DATASET ENTRIES:

________________________________________

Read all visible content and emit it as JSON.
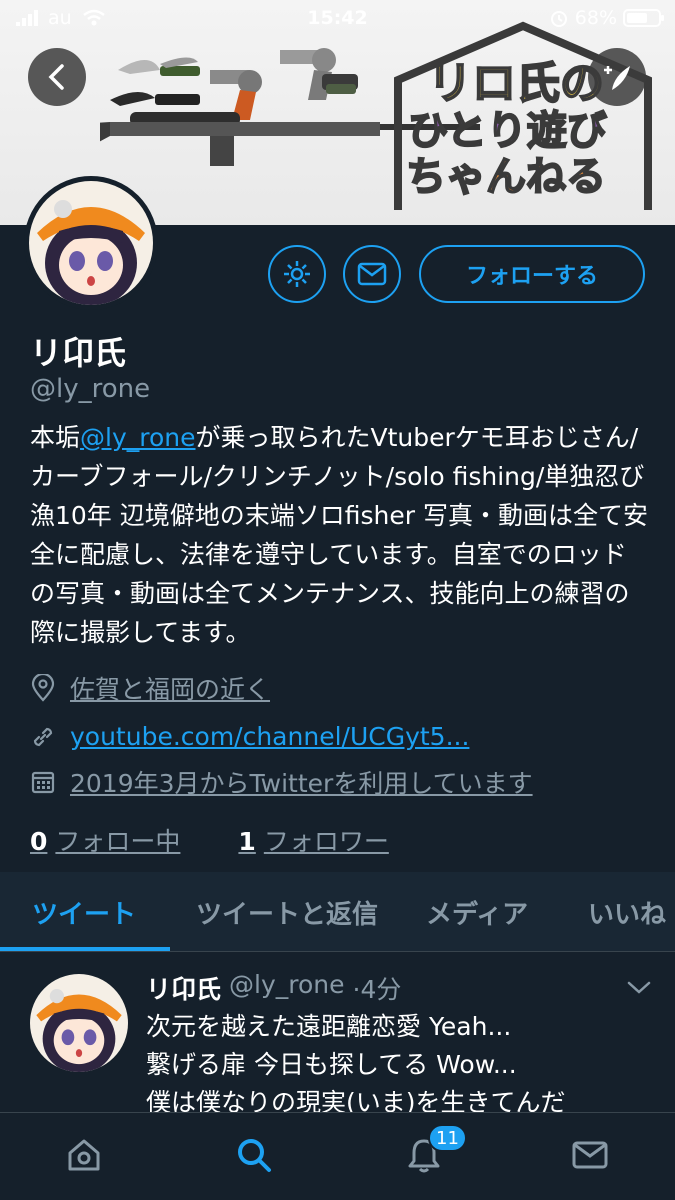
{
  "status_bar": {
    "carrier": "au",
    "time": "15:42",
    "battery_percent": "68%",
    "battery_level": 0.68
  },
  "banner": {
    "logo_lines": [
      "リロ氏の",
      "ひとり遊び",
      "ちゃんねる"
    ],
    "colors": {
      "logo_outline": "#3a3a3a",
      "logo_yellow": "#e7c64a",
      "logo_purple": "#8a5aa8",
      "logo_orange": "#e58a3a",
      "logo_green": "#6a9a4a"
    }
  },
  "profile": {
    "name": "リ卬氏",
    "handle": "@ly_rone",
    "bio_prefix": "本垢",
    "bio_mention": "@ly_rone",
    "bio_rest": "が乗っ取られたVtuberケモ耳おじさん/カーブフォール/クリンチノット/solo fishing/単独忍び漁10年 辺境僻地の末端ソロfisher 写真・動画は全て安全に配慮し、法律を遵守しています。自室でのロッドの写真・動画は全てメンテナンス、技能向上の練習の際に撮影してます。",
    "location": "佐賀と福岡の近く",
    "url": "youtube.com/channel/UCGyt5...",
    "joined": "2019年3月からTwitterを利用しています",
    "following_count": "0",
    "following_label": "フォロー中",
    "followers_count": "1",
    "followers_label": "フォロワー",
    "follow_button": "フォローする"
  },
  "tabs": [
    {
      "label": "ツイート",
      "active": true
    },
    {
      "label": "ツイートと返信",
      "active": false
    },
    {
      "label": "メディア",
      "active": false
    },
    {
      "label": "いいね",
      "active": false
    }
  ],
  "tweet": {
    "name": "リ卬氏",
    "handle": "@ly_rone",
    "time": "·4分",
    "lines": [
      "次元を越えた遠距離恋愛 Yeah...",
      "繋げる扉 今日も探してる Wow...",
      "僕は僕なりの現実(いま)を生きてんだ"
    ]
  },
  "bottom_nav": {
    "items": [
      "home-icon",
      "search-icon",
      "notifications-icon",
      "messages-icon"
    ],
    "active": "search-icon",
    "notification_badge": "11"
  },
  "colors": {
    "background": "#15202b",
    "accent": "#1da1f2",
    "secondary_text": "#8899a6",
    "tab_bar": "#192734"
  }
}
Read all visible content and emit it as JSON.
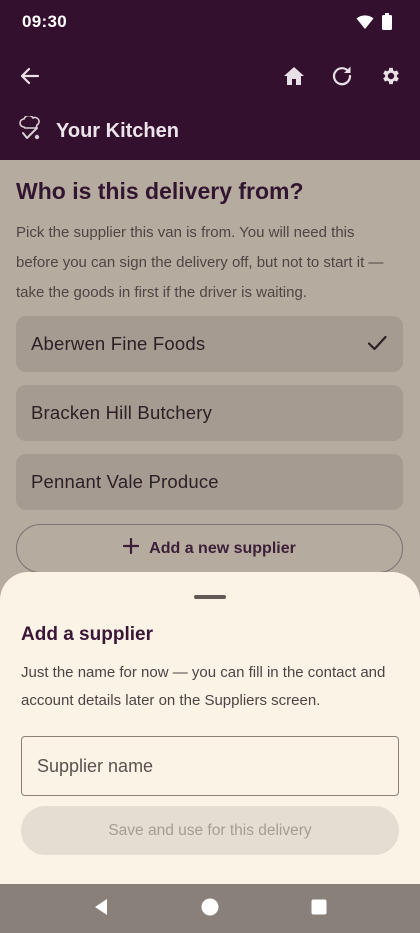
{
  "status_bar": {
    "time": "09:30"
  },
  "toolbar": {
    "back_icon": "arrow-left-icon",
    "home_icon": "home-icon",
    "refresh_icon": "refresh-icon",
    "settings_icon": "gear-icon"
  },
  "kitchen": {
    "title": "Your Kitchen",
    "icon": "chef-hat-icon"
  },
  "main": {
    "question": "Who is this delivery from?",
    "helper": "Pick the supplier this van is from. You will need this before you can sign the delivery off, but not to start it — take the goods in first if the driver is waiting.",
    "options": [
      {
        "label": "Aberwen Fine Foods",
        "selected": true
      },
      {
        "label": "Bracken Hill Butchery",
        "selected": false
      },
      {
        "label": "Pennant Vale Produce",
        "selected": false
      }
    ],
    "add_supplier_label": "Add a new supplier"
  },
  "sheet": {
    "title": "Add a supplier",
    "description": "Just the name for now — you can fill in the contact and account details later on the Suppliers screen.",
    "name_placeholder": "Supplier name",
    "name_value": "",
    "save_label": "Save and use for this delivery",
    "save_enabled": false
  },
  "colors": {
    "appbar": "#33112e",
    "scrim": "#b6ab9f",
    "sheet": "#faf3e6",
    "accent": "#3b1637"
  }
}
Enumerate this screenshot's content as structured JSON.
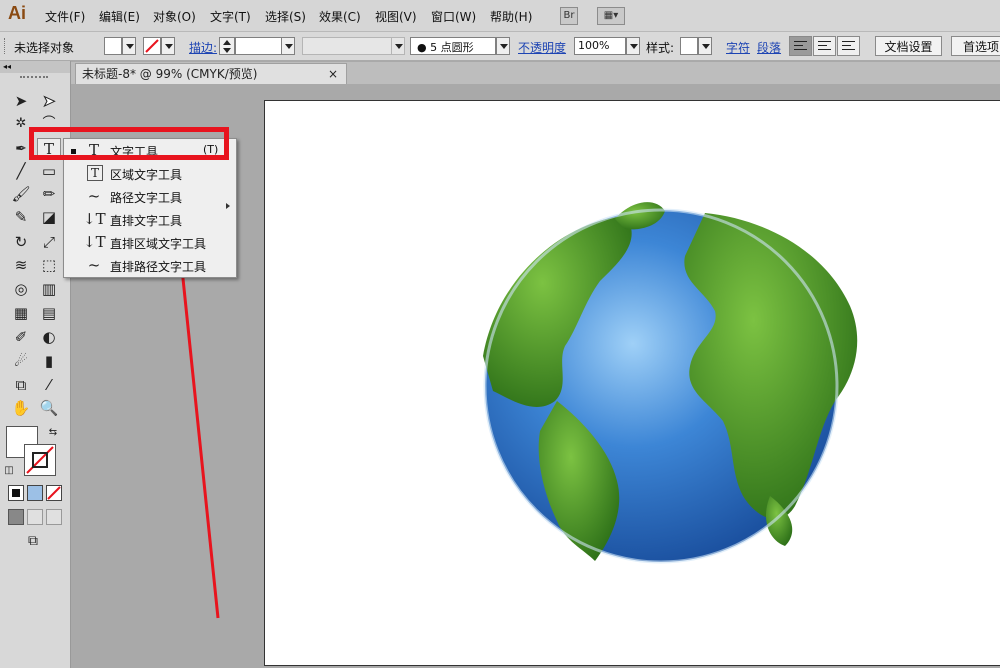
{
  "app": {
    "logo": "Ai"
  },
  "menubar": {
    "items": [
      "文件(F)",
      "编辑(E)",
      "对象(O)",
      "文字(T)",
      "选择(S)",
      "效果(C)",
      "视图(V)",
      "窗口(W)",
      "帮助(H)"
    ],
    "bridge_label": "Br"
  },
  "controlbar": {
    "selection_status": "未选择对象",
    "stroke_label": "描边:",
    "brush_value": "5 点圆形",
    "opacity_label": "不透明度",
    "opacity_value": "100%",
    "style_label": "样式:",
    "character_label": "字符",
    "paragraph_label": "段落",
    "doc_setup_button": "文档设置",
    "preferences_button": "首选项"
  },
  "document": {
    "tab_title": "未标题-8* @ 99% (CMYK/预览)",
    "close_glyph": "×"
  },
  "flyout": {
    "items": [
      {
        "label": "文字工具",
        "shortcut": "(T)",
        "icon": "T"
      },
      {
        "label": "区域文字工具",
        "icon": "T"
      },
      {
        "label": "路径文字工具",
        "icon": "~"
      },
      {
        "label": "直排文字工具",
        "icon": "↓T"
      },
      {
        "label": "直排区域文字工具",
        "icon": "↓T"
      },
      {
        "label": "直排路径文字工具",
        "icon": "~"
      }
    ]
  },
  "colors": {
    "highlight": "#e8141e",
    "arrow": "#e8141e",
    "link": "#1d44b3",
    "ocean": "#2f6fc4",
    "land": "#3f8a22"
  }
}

________________________________________

SHORT PROBLEM:
Transcribe every line in the entries above, taking out only the images.

ANSWER FOR THIS EXERCISE:
Read all visible content and emit it as JSON.
{
  "status_bar": {
    "carrier": "au",
    "time": "15:42",
    "battery_percent": "68%",
    "battery_level": 0.68
  },
  "banner": {
    "logo_lines": [
      "リロ氏の",
      "ひとり遊び",
      "ちゃんねる"
    ],
    "colors": {
      "logo_outline": "#3a3a3a",
      "logo_yellow": "#e7c64a",
      "logo_purple": "#8a5aa8",
      "logo_orange": "#e58a3a",
      "logo_green": "#6a9a4a"
    }
  },
  "profile": {
    "name": "リ卬氏",
    "handle": "@ly_rone",
    "bio_prefix": "本垢",
    "bio_mention": "@ly_rone",
    "bio_rest": "が乗っ取られたVtuberケモ耳おじさん/カーブフォール/クリンチノット/solo fishing/単独忍び漁10年 辺境僻地の末端ソロfisher 写真・動画は全て安全に配慮し、法律を遵守しています。自室でのロッドの写真・動画は全てメンテナンス、技能向上の練習の際に撮影してます。",
    "location": "佐賀と福岡の近く",
    "url": "youtube.com/channel/UCGyt5...",
    "joined": "2019年3月からTwitterを利用しています",
    "following_count": "0",
    "following_label": "フォロー中",
    "followers_count": "1",
    "followers_label": "フォロワー",
    "follow_button": "フォローする"
  },
  "tabs": [
    {
      "label": "ツイート",
      "active": true
    },
    {
      "label": "ツイートと返信",
      "active": false
    },
    {
      "label": "メディア",
      "active": false
    },
    {
      "label": "いいね",
      "active": false
    }
  ],
  "tweet": {
    "name": "リ卬氏",
    "handle": "@ly_rone",
    "time": "·4分",
    "lines": [
      "次元を越えた遠距離恋愛 Yeah...",
      "繋げる扉 今日も探してる Wow...",
      "僕は僕なりの現実(いま)を生きてんだ"
    ]
  },
  "bottom_nav": {
    "items": [
      "home-icon",
      "search-icon",
      "notifications-icon",
      "messages-icon"
    ],
    "active": "search-icon",
    "notification_badge": "11"
  },
  "colors": {
    "background": "#15202b",
    "accent": "#1da1f2",
    "secondary_text": "#8899a6",
    "tab_bar": "#192734"
  }
}
Read all visible content and emit it as JSON.
{
  "status_bar": {
    "time": "09:30"
  },
  "toolbar": {
    "back_icon": "arrow-left-icon",
    "home_icon": "home-icon",
    "refresh_icon": "refresh-icon",
    "settings_icon": "gear-icon"
  },
  "kitchen": {
    "title": "Your Kitchen",
    "icon": "chef-hat-icon"
  },
  "main": {
    "question": "Who is this delivery from?",
    "helper": "Pick the supplier this van is from. You will need this before you can sign the delivery off, but not to start it — take the goods in first if the driver is waiting.",
    "options": [
      {
        "label": "Aberwen Fine Foods",
        "selected": true
      },
      {
        "label": "Bracken Hill Butchery",
        "selected": false
      },
      {
        "label": "Pennant Vale Produce",
        "selected": false
      }
    ],
    "add_supplier_label": "Add a new supplier"
  },
  "sheet": {
    "title": "Add a supplier",
    "description": "Just the name for now — you can fill in the contact and account details later on the Suppliers screen.",
    "name_placeholder": "Supplier name",
    "name_value": "",
    "save_label": "Save and use for this delivery",
    "save_enabled": false
  },
  "colors": {
    "appbar": "#33112e",
    "scrim": "#b6ab9f",
    "sheet": "#faf3e6",
    "accent": "#3b1637"
  }
}
Enumerate this screenshot's content as structured JSON.
{
  "app": {
    "logo": "Ai"
  },
  "menubar": {
    "items": [
      "文件(F)",
      "编辑(E)",
      "对象(O)",
      "文字(T)",
      "选择(S)",
      "效果(C)",
      "视图(V)",
      "窗口(W)",
      "帮助(H)"
    ],
    "bridge_label": "Br"
  },
  "controlbar": {
    "selection_status": "未选择对象",
    "stroke_label": "描边:",
    "brush_value": "5 点圆形",
    "opacity_label": "不透明度",
    "opacity_value": "100%",
    "style_label": "样式:",
    "character_label": "字符",
    "paragraph_label": "段落",
    "doc_setup_button": "文档设置",
    "preferences_button": "首选项"
  },
  "document": {
    "tab_title": "未标题-8* @ 99% (CMYK/预览)",
    "close_glyph": "×"
  },
  "flyout": {
    "items": [
      {
        "label": "文字工具",
        "shortcut": "(T)",
        "icon": "T"
      },
      {
        "label": "区域文字工具",
        "icon": "T"
      },
      {
        "label": "路径文字工具",
        "icon": "~"
      },
      {
        "label": "直排文字工具",
        "icon": "↓T"
      },
      {
        "label": "直排区域文字工具",
        "icon": "↓T"
      },
      {
        "label": "直排路径文字工具",
        "icon": "~"
      }
    ]
  },
  "colors": {
    "highlight": "#e8141e",
    "arrow": "#e8141e",
    "link": "#1d44b3",
    "ocean": "#2f6fc4",
    "land": "#3f8a22"
  }
}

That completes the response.